** start of PROVIDED ENTRIES **

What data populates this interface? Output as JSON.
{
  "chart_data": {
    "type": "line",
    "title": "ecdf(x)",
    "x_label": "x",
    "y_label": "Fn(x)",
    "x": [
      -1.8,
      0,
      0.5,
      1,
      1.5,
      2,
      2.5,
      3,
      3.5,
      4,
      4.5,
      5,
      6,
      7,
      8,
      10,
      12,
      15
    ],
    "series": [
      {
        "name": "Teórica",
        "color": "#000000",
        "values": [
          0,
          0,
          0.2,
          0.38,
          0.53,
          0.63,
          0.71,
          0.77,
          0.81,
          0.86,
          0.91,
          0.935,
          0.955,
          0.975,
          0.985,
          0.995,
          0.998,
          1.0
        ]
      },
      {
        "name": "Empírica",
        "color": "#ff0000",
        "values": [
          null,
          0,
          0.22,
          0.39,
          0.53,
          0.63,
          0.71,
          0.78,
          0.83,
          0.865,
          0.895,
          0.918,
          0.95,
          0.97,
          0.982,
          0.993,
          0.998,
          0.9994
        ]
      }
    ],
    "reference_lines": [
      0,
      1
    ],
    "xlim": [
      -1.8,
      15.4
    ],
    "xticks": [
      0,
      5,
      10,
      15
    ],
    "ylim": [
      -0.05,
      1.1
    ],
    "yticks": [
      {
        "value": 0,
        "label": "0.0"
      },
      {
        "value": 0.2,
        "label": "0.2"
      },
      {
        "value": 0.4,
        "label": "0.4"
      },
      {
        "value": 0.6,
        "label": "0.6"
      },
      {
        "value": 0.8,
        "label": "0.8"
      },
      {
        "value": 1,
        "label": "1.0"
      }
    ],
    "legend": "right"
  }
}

** end of PROVIDED ENTRIES **

= WHAT THE TASK REQUIRES =
Your task is to transcribe the material exactly.

= WRITTEN SOLUTION =
What data populates this interface? Output as JSON.
{
  "chart_data": {
    "type": "line",
    "title": "ecdf(x)",
    "x_label": "x",
    "y_label": "Fn(x)",
    "x": [
      -1.8,
      0,
      0.5,
      1,
      1.5,
      2,
      2.5,
      3,
      3.5,
      4,
      4.5,
      5,
      6,
      7,
      8,
      10,
      12,
      15
    ],
    "series": [
      {
        "name": "Teórica",
        "color": "#000000",
        "values": [
          0,
          0,
          0.2,
          0.38,
          0.53,
          0.63,
          0.71,
          0.77,
          0.81,
          0.86,
          0.91,
          0.935,
          0.955,
          0.975,
          0.985,
          0.995,
          0.998,
          1.0
        ]
      },
      {
        "name": "Empírica",
        "color": "#ff0000",
        "values": [
          null,
          0,
          0.22,
          0.39,
          0.53,
          0.63,
          0.71,
          0.78,
          0.83,
          0.865,
          0.895,
          0.918,
          0.95,
          0.97,
          0.982,
          0.993,
          0.998,
          0.9994
        ]
      }
    ],
    "reference_lines": [
      0,
      1
    ],
    "xlim": [
      -1.8,
      15.4
    ],
    "xticks": [
      0,
      5,
      10,
      15
    ],
    "ylim": [
      -0.05,
      1.1
    ],
    "yticks": [
      {
        "value": 0,
        "label": "0.0"
      },
      {
        "value": 0.2,
        "label": "0.2"
      },
      {
        "value": 0.4,
        "label": "0.4"
      },
      {
        "value": 0.6,
        "label": "0.6"
      },
      {
        "value": 0.8,
        "label": "0.8"
      },
      {
        "value": 1,
        "label": "1.0"
      }
    ],
    "legend": "right"
  }
}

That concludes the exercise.